## START
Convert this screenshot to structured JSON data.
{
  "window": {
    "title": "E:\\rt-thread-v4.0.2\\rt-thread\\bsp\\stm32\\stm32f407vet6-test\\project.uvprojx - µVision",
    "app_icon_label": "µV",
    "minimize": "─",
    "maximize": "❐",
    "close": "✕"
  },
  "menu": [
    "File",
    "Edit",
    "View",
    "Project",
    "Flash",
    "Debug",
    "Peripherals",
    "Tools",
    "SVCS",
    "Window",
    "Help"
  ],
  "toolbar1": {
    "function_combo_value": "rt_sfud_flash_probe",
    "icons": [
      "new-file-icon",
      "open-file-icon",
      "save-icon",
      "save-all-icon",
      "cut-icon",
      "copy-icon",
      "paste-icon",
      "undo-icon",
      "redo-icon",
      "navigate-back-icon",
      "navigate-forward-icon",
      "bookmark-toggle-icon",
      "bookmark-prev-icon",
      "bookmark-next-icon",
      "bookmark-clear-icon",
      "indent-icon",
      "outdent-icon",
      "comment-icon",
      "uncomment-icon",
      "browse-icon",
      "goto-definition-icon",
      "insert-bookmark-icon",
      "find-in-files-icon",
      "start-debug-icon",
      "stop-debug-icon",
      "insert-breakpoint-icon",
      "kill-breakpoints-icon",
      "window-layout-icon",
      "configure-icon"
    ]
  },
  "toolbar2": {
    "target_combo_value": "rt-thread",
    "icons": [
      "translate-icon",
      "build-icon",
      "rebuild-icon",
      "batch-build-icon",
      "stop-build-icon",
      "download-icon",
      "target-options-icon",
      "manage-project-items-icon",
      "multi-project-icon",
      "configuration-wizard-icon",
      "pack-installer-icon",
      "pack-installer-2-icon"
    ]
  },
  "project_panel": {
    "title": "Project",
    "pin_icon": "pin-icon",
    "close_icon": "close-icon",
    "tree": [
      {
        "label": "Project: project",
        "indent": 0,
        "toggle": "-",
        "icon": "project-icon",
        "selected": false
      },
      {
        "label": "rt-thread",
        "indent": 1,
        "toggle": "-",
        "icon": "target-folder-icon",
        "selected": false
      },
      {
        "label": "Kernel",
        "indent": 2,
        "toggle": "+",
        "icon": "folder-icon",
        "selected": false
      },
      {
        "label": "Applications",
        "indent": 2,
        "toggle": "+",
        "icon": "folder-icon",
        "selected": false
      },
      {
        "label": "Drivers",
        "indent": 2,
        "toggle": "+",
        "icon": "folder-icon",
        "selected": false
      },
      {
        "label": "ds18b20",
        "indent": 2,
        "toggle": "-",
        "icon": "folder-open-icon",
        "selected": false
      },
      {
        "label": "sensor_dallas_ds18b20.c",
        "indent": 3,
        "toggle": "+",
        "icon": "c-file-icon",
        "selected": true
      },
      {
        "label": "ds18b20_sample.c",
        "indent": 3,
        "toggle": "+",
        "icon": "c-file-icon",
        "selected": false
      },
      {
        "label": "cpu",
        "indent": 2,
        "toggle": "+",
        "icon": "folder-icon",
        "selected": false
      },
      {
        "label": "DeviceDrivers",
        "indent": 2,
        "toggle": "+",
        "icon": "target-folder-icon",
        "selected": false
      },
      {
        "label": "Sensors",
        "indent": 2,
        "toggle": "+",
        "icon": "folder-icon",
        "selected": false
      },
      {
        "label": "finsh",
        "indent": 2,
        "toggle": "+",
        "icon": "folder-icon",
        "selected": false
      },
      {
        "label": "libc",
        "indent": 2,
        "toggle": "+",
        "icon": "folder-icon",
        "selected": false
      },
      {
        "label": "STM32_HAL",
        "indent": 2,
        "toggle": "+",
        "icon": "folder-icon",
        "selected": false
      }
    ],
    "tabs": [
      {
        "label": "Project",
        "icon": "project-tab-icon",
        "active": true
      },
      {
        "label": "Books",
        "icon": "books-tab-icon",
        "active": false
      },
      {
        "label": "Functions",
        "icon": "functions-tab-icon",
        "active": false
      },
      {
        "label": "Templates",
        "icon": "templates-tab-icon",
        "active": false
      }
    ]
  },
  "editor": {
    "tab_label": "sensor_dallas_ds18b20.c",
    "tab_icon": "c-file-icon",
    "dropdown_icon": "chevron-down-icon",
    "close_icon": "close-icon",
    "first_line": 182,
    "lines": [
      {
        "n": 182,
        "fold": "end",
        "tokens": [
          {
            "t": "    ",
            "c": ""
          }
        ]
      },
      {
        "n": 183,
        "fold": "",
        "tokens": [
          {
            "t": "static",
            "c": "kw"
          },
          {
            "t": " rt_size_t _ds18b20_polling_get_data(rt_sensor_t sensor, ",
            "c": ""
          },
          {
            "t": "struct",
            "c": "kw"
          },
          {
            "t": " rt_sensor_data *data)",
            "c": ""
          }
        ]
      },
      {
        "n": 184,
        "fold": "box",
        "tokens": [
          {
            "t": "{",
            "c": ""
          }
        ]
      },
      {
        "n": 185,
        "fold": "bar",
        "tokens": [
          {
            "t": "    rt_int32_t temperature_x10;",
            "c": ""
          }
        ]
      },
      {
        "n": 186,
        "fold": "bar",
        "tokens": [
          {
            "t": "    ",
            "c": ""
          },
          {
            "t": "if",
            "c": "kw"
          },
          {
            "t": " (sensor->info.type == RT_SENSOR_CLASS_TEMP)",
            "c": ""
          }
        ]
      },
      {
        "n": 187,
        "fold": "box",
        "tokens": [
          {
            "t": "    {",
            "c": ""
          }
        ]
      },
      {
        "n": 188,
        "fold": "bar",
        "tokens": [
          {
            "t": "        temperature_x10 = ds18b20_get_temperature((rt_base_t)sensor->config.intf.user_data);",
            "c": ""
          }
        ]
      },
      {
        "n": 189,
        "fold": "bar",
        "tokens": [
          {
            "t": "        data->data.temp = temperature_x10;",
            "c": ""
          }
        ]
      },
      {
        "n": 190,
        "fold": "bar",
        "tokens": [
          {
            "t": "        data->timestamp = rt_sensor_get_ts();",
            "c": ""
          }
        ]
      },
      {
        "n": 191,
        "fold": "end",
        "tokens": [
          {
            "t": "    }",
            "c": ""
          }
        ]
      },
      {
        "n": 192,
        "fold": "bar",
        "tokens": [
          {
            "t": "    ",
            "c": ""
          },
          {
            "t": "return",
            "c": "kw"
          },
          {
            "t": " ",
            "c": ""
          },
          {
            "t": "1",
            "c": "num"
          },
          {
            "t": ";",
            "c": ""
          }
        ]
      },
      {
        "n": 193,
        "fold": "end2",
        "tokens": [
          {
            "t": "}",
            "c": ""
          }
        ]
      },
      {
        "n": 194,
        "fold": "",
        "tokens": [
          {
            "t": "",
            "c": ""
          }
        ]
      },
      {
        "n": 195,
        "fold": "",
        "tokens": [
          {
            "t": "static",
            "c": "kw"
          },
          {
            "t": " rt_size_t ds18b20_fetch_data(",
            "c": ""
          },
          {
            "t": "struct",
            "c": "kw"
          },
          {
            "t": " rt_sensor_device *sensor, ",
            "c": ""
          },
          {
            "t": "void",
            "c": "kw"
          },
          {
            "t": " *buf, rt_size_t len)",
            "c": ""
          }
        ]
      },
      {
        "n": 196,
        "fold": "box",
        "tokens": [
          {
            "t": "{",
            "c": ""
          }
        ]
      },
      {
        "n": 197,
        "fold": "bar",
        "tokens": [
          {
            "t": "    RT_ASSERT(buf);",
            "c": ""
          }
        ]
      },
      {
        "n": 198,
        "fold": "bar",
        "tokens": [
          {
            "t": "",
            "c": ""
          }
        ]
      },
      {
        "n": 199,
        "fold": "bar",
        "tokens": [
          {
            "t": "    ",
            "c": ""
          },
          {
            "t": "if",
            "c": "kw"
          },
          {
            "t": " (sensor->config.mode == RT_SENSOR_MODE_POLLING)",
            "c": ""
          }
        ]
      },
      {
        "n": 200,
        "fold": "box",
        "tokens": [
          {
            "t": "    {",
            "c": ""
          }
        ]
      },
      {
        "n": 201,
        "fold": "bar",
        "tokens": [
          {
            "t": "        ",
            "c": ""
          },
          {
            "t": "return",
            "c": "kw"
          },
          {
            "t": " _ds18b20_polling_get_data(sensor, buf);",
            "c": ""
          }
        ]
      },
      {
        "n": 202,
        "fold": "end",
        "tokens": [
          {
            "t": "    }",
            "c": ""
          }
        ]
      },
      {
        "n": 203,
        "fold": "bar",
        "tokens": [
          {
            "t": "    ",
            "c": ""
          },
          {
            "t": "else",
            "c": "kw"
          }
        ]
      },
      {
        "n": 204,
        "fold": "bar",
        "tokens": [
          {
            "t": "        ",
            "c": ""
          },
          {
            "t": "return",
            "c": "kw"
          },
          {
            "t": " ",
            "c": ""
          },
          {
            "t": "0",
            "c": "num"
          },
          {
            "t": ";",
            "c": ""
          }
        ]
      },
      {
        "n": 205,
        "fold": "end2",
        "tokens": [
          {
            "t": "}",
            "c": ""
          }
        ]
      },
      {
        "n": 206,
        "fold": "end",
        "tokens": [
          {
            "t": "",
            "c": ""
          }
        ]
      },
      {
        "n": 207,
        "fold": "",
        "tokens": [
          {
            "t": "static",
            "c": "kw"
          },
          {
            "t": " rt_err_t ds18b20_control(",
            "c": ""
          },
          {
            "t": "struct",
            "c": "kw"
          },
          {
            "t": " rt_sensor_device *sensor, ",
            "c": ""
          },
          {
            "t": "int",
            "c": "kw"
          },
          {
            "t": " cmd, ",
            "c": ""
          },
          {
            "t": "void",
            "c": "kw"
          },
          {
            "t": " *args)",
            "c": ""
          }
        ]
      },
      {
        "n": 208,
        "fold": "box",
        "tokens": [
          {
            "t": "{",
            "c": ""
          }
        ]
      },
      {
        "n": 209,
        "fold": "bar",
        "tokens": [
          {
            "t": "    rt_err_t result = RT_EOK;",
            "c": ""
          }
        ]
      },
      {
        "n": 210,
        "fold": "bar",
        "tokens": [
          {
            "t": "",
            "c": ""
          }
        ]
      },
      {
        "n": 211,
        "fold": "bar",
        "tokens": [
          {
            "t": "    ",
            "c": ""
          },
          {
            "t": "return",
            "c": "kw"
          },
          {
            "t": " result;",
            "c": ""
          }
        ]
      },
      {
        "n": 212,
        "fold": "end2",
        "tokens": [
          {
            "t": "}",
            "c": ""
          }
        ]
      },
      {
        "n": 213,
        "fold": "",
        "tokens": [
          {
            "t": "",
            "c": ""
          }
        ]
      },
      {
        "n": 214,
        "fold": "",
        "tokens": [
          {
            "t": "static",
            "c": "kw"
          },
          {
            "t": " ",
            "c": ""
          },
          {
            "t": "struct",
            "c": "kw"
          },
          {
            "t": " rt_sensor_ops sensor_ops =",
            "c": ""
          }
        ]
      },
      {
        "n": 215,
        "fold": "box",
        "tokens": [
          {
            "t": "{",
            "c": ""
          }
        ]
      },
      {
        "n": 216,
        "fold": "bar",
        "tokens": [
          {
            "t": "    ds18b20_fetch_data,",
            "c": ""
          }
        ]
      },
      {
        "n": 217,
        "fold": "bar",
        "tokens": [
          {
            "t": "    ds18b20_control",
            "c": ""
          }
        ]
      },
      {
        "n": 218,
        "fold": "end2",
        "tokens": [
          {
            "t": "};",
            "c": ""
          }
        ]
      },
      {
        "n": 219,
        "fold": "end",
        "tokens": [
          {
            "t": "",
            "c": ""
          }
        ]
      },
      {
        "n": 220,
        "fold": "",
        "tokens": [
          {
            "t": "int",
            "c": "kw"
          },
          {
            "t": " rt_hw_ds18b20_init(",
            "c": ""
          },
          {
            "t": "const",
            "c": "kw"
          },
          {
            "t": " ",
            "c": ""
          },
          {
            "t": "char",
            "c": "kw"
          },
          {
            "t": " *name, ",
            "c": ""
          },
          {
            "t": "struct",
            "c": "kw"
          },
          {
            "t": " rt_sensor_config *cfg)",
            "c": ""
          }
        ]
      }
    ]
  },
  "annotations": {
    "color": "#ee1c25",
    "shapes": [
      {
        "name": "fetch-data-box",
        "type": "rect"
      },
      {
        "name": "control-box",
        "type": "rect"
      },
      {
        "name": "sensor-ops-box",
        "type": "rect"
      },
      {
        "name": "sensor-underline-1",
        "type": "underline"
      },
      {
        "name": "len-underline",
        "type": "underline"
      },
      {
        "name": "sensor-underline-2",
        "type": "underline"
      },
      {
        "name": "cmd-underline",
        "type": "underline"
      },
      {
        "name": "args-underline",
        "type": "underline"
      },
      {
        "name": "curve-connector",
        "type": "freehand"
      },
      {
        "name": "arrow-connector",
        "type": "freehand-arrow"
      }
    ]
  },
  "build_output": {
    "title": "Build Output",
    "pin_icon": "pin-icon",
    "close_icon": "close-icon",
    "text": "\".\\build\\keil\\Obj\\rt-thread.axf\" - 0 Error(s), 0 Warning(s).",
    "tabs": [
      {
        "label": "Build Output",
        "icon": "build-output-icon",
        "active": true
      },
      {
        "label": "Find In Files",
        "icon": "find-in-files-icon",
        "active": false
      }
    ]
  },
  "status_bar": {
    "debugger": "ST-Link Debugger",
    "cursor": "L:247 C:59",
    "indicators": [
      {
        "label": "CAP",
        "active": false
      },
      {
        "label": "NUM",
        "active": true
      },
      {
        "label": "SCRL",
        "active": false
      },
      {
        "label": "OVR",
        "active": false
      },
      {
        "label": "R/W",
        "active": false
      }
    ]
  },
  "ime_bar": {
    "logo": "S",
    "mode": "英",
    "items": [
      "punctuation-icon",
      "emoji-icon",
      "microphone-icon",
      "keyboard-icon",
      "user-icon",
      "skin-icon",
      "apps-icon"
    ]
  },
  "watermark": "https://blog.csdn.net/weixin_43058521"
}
## END
Work required: List each line holding the string "mode".

Correct output:
            "t": " (sensor->config.mode == RT_SENSOR_MODE_POLLING)",
    "mode": "英",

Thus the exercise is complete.